**Task to complete:** Read the records and gather each line that includes "vector".

**Input data:**
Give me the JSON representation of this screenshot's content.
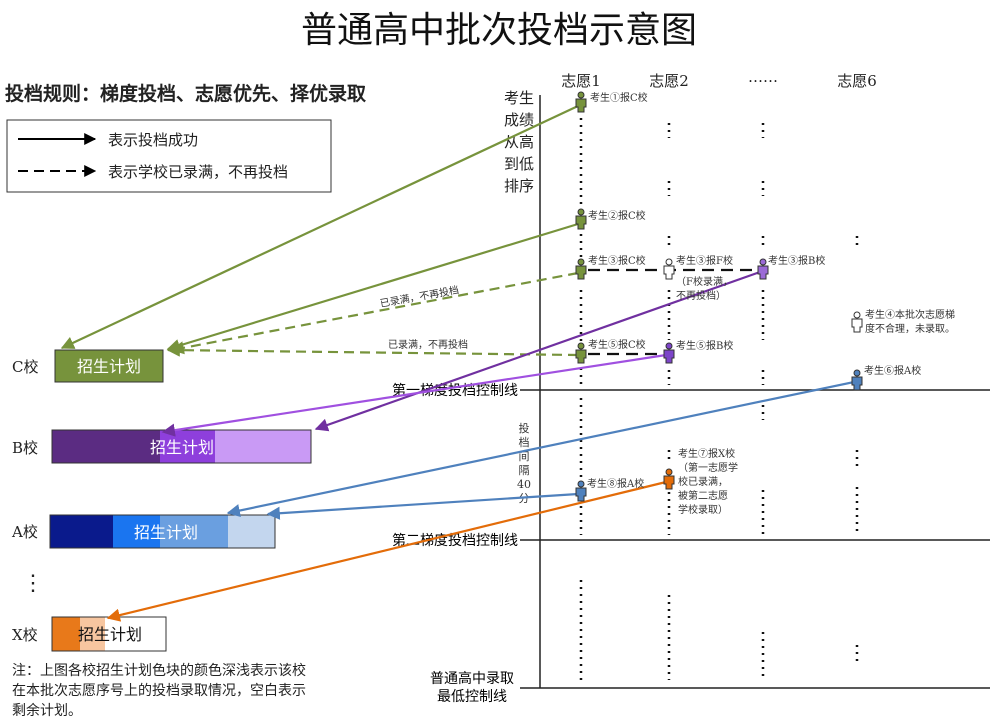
{
  "title": "普通高中批次投档示意图",
  "rule": "投档规则：梯度投档、志愿优先、择优录取",
  "legend": {
    "solid": "表示投档成功",
    "dashed": "表示学校已录满，不再投档"
  },
  "axis_label": [
    "考生",
    "成绩",
    "从高",
    "到低",
    "排序"
  ],
  "columns": [
    "志愿1",
    "志愿2",
    "……",
    "志愿6"
  ],
  "schools": {
    "c": "C校",
    "b": "B校",
    "a": "A校",
    "more": "⋮",
    "x": "X校"
  },
  "plan_label": "招生计划",
  "lines": {
    "first": "第一梯度投档控制线",
    "second": "第二梯度投档控制线",
    "min1": "普通高中录取",
    "min2": "最低控制线"
  },
  "interval": [
    "投",
    "档",
    "间",
    "隔",
    "40",
    "分"
  ],
  "full_label": "已录满，不再投档",
  "students": {
    "s1": "考生①报C校",
    "s2": "考生②报C校",
    "s3c": "考生③报C校",
    "s3f": "考生③报F校",
    "s3f_note": [
      "（F校录满，",
      "不再投档）"
    ],
    "s3b": "考生③报B校",
    "s4": [
      "考生④本批次志愿梯",
      "度不合理，未录取。"
    ],
    "s5c": "考生⑤报C校",
    "s5b": "考生⑤报B校",
    "s6": "考生⑥报A校",
    "s7": [
      "考生⑦报X校",
      "（第一志愿学",
      "校已录满，",
      "被第二志愿",
      "学校录取）"
    ],
    "s8": "考生⑧报A校"
  },
  "note": [
    "注：上图各校招生计划色块的颜色深浅表示该校",
    "在本批次志愿序号上的投档录取情况，空白表示",
    "剩余计划。"
  ],
  "colors": {
    "green": "#77933c",
    "purple": "#7030a0",
    "blue": "#4f81bd",
    "orange": "#e36c09"
  }
}
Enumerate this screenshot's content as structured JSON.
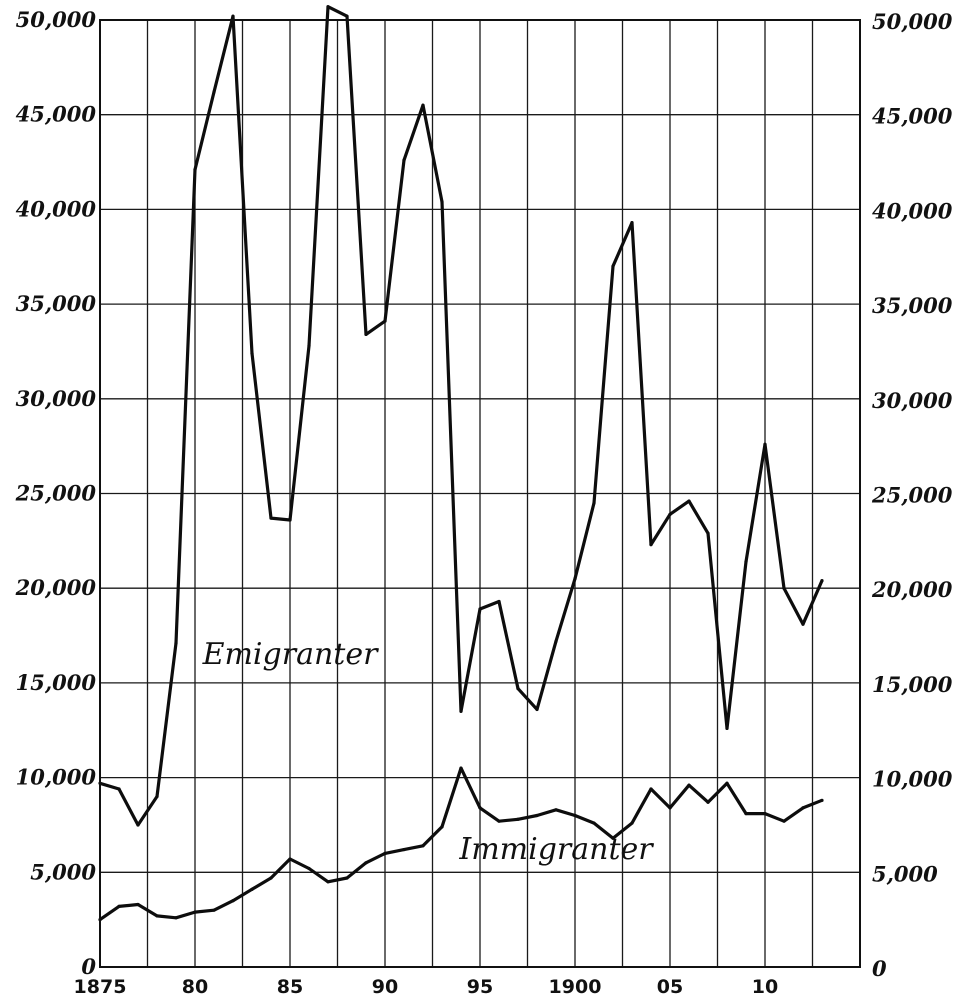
{
  "chart_data": {
    "type": "line",
    "x": [
      1875,
      1876,
      1877,
      1878,
      1879,
      1880,
      1881,
      1882,
      1883,
      1884,
      1885,
      1886,
      1887,
      1888,
      1889,
      1890,
      1891,
      1892,
      1893,
      1894,
      1895,
      1896,
      1897,
      1898,
      1899,
      1900,
      1901,
      1902,
      1903,
      1904,
      1905,
      1906,
      1907,
      1908,
      1909,
      1910,
      1911,
      1912,
      1913
    ],
    "series": [
      {
        "name": "Emigranter",
        "values": [
          9700,
          9400,
          7500,
          9000,
          17100,
          42100,
          46200,
          50200,
          32400,
          23700,
          23600,
          32800,
          50700,
          50200,
          33400,
          34100,
          42600,
          45500,
          40400,
          13500,
          18900,
          19300,
          14700,
          13600,
          17200,
          20500,
          24500,
          37000,
          39300,
          22300,
          23900,
          24600,
          22900,
          12600,
          21400,
          27600,
          20000,
          18100,
          20400
        ]
      },
      {
        "name": "Immigranter",
        "values": [
          2500,
          3200,
          3300,
          2700,
          2600,
          2900,
          3000,
          3500,
          4100,
          4700,
          5700,
          5200,
          4500,
          4700,
          5500,
          6000,
          6200,
          6400,
          7400,
          10500,
          8400,
          7700,
          7800,
          8000,
          8300,
          8000,
          7600,
          6800,
          7600,
          9400,
          8400,
          9600,
          8700,
          9700,
          8100,
          8100,
          7700,
          8400,
          8800
        ]
      }
    ],
    "xlim": [
      1875,
      1915
    ],
    "ylim": [
      0,
      50000
    ],
    "x_ticks": [
      {
        "value": 1875,
        "label": "1875"
      },
      {
        "value": 1880,
        "label": "80"
      },
      {
        "value": 1885,
        "label": "85"
      },
      {
        "value": 1890,
        "label": "90"
      },
      {
        "value": 1895,
        "label": "95"
      },
      {
        "value": 1900,
        "label": "1900"
      },
      {
        "value": 1905,
        "label": "05"
      },
      {
        "value": 1910,
        "label": "10"
      }
    ],
    "y_ticks": [
      {
        "value": 0,
        "label": "0"
      },
      {
        "value": 5000,
        "label": "5,000"
      },
      {
        "value": 10000,
        "label": "10,000"
      },
      {
        "value": 15000,
        "label": "15,000"
      },
      {
        "value": 20000,
        "label": "20,000"
      },
      {
        "value": 25000,
        "label": "25,000"
      },
      {
        "value": 30000,
        "label": "30,000"
      },
      {
        "value": 35000,
        "label": "35,000"
      },
      {
        "value": 40000,
        "label": "40,000"
      },
      {
        "value": 45000,
        "label": "45,000"
      },
      {
        "value": 50000,
        "label": "50,000"
      }
    ],
    "annotations": [
      {
        "text": "Emigranter",
        "x": 1885,
        "y": 16000
      },
      {
        "text": "Immigranter",
        "x": 1899,
        "y": 5700
      }
    ],
    "grid": true,
    "y_axis_both_sides": true,
    "title": "",
    "xlabel": "",
    "ylabel": ""
  }
}
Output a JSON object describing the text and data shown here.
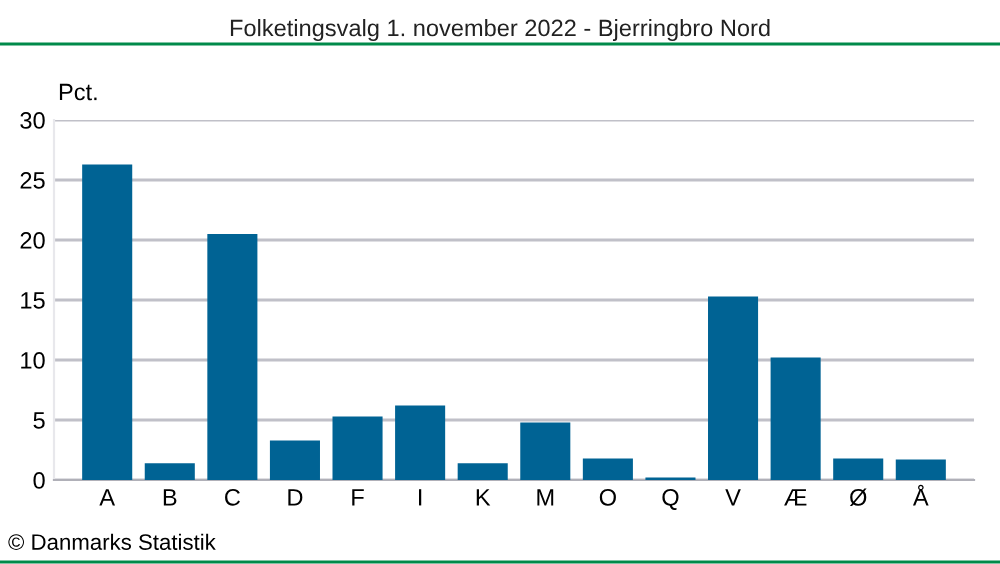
{
  "chart_data": {
    "type": "bar",
    "title": "Folketingsvalg 1. november 2022 - Bjerringbro Nord",
    "ylabel": "Pct.",
    "categories": [
      "A",
      "B",
      "C",
      "D",
      "F",
      "I",
      "K",
      "M",
      "O",
      "Q",
      "V",
      "Æ",
      "Ø",
      "Å"
    ],
    "values": [
      26.3,
      1.4,
      20.5,
      3.3,
      5.3,
      6.2,
      1.4,
      4.8,
      1.8,
      0.2,
      15.3,
      10.2,
      1.8,
      1.7
    ],
    "color": "#006394",
    "ylim": [
      0,
      30
    ],
    "yticks": [
      0,
      5,
      10,
      15,
      20,
      25,
      30
    ],
    "grid": "y",
    "annotations": [
      "© Danmarks Statistik"
    ]
  }
}
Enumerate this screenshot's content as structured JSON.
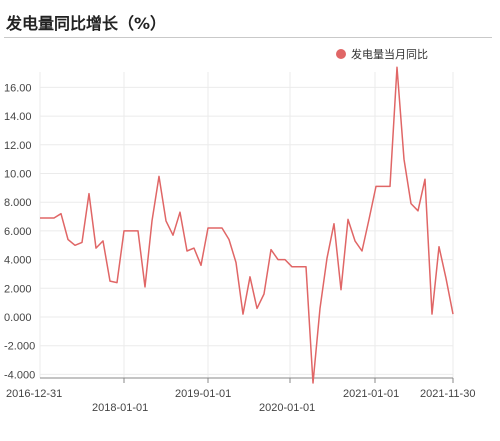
{
  "page": {
    "title": "发电量同比增长（%）"
  },
  "colors": {
    "series": "#e06666",
    "grid": "#ebebeb",
    "axis": "#888888"
  },
  "chart_data": {
    "type": "line",
    "title": "发电量同比增长（%）",
    "legend": "top-right",
    "grid": true,
    "ylim": [
      -4,
      17.8
    ],
    "yticks": [
      "-4.000",
      "-2.000",
      "0.000",
      "2.000",
      "4.000",
      "6.000",
      "8.000",
      "10.00",
      "12.00",
      "14.00",
      "16.00"
    ],
    "xticks_top": [
      "2016-12-31",
      "2019-01-01",
      "2021-01-01",
      "2021-11-30"
    ],
    "xticks_bottom": [
      "2018-01-01",
      "2020-01-01"
    ],
    "series": [
      {
        "name": "发电量当月同比",
        "values": [
          6.9,
          6.9,
          6.9,
          7.2,
          5.4,
          5.0,
          5.2,
          8.6,
          4.8,
          5.3,
          2.5,
          2.4,
          6.0,
          6.0,
          6.0,
          2.1,
          6.7,
          9.8,
          6.7,
          5.7,
          7.3,
          4.6,
          4.8,
          3.6,
          6.2,
          6.2,
          6.2,
          5.4,
          3.8,
          0.2,
          2.8,
          0.6,
          1.6,
          4.7,
          4.0,
          4.0,
          3.5,
          3.5,
          3.5,
          -4.6,
          0.6,
          4.1,
          6.5,
          1.9,
          6.8,
          5.3,
          4.6,
          6.8,
          9.1,
          9.1,
          9.1,
          17.4,
          11.0,
          7.9,
          7.4,
          9.6,
          0.2,
          4.9,
          2.7,
          0.2
        ]
      }
    ]
  }
}
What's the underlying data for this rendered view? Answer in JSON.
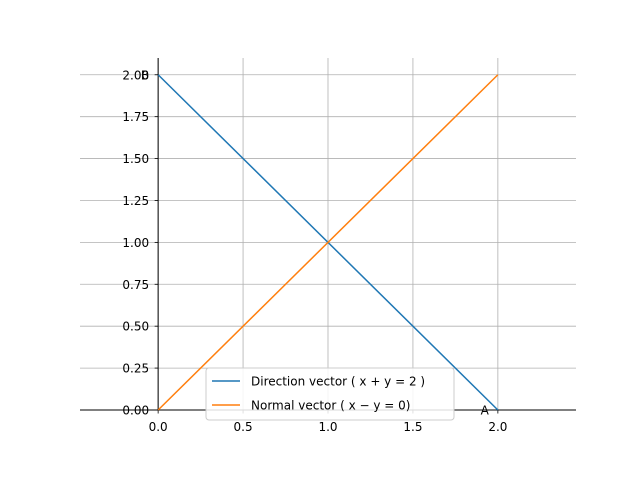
{
  "chart_data": {
    "type": "line",
    "title": "",
    "xlabel": "",
    "ylabel": "",
    "xlim": [
      -0.46,
      2.46
    ],
    "ylim": [
      0.0,
      2.1
    ],
    "grid": true,
    "legend_position": "bottom-center",
    "x_ticks": [
      0.0,
      0.5,
      1.0,
      1.5,
      2.0
    ],
    "x_tick_labels": [
      "0.0",
      "0.5",
      "1.0",
      "1.5",
      "2.0"
    ],
    "y_ticks": [
      0.0,
      0.25,
      0.5,
      0.75,
      1.0,
      1.25,
      1.5,
      1.75,
      2.0
    ],
    "y_tick_labels": [
      "0.00",
      "0.25",
      "0.50",
      "0.75",
      "1.00",
      "1.25",
      "1.50",
      "1.75",
      "2.00"
    ],
    "series": [
      {
        "name": "Direction vector ( x + y = 2 )",
        "color": "#1f77b4",
        "x": [
          0.0,
          2.0
        ],
        "y": [
          2.0,
          0.0
        ]
      },
      {
        "name": "Normal vector ( x − y = 0)",
        "color": "#ff7f0e",
        "x": [
          0.0,
          2.0
        ],
        "y": [
          0.0,
          2.0
        ]
      }
    ],
    "annotations": [
      {
        "text": "A",
        "x": 2.0,
        "y": 0.0
      },
      {
        "text": "B",
        "x": 0.0,
        "y": 2.0
      }
    ]
  }
}
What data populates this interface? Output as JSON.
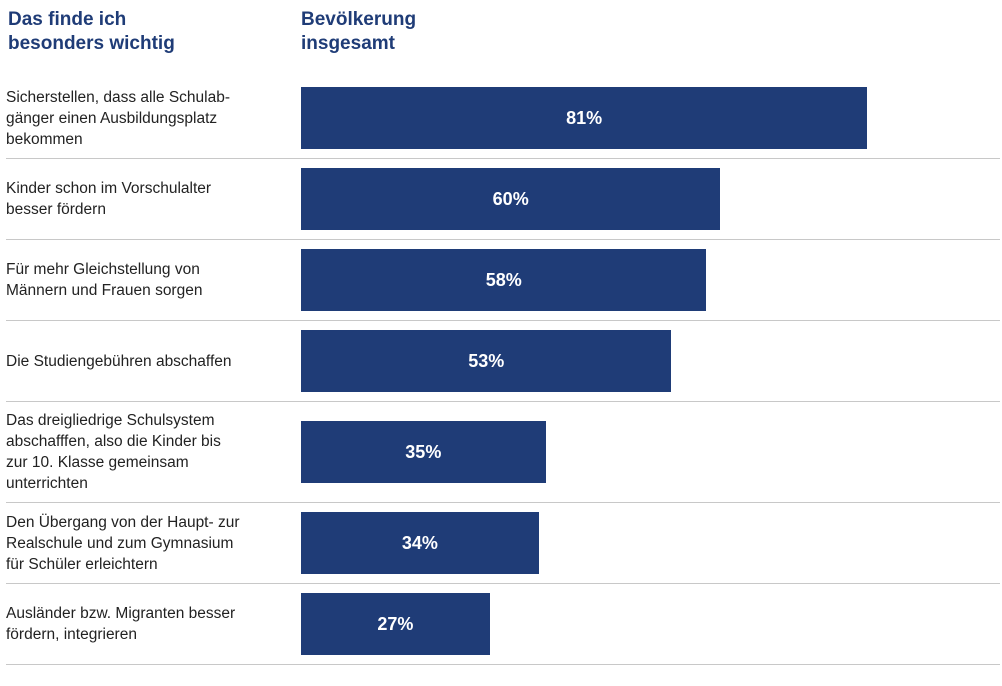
{
  "chart_data": {
    "type": "bar",
    "orientation": "horizontal",
    "title": [
      "Das finde ich",
      "besonders wichtig"
    ],
    "series_title": [
      "Bevölkerung",
      "insgesamt"
    ],
    "categories": [
      [
        "Sicherstellen, dass alle Schulab-",
        "gänger einen Ausbildungsplatz",
        "bekommen"
      ],
      [
        "Kinder schon im Vorschulalter",
        "besser fördern"
      ],
      [
        "Für mehr Gleichstellung von",
        "Männern und Frauen sorgen"
      ],
      [
        "Die Studiengebühren abschaffen"
      ],
      [
        "Das dreigliedrige Schulsystem",
        "abschafffen, also die Kinder bis",
        "zur 10. Klasse gemeinsam",
        "unterrichten"
      ],
      [
        "Den Übergang von der Haupt- zur",
        "Realschule und zum Gymnasium",
        "für Schüler erleichtern"
      ],
      [
        "Ausländer bzw. Migranten besser",
        "fördern, integrieren"
      ]
    ],
    "values": [
      81,
      60,
      58,
      53,
      35,
      34,
      27
    ],
    "value_labels": [
      "81%",
      "60%",
      "58%",
      "53%",
      "35%",
      "34%",
      "27%"
    ],
    "color": "#1f3c77",
    "xlim": [
      0,
      100
    ]
  }
}
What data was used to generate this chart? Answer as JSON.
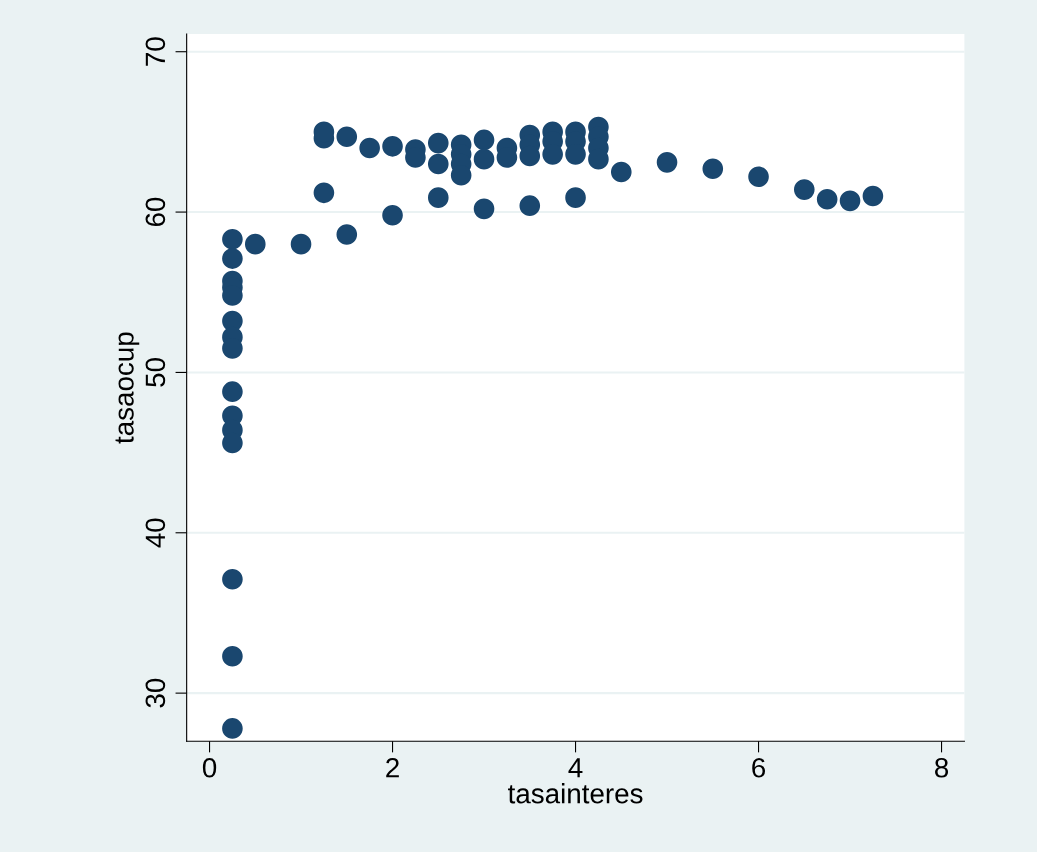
{
  "chart_data": {
    "type": "scatter",
    "xlabel": "tasainteres",
    "ylabel": "tasaocup",
    "x": [
      0.25,
      0.25,
      0.25,
      0.25,
      0.25,
      0.25,
      0.25,
      0.25,
      0.25,
      0.25,
      0.25,
      0.25,
      0.25,
      0.25,
      0.25,
      0.5,
      1,
      1.25,
      1.25,
      1.25,
      1.5,
      1.5,
      1.75,
      2,
      2,
      2.25,
      2.25,
      2.5,
      2.5,
      2.5,
      2.75,
      2.75,
      2.75,
      2.75,
      3,
      3,
      3,
      3.25,
      3.25,
      3.5,
      3.5,
      3.5,
      3.5,
      3.75,
      3.75,
      3.75,
      4,
      4,
      4,
      4,
      4.25,
      4.25,
      4.25,
      4.25,
      4.5,
      5,
      5.5,
      6,
      6.5,
      6.75,
      7,
      7.25
    ],
    "series": [
      {
        "color": "#1a476f",
        "values": [
          58.3,
          57.1,
          55.7,
          55.3,
          54.8,
          53.2,
          52.2,
          51.5,
          48.8,
          47.3,
          46.4,
          45.6,
          37.1,
          32.3,
          27.8,
          58.0,
          58.0,
          61.2,
          64.6,
          65.0,
          64.7,
          58.6,
          64.0,
          64.1,
          59.8,
          63.9,
          63.4,
          64.3,
          63.0,
          60.9,
          64.2,
          63.6,
          63.0,
          62.3,
          64.5,
          63.3,
          60.2,
          64.0,
          63.4,
          64.8,
          64.2,
          63.5,
          60.4,
          65.0,
          64.4,
          63.6,
          65.0,
          64.4,
          63.6,
          60.9,
          65.3,
          64.7,
          64.0,
          63.3,
          62.5,
          63.1,
          62.7,
          62.2,
          61.4,
          60.8,
          60.7,
          61.0
        ]
      }
    ],
    "xlim": [
      -0.25,
      8.25
    ],
    "xticks": [
      0,
      2,
      4,
      6,
      8
    ],
    "ylim": [
      27,
      71.1
    ],
    "yticks": [
      30,
      40,
      50,
      60,
      70
    ],
    "grid": "y",
    "marker": "circle",
    "legend": false
  }
}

**Answer:**
        "name": "Direction vector ( x + y = 2 )",
        "name": "Normal vector ( x − y = 0)",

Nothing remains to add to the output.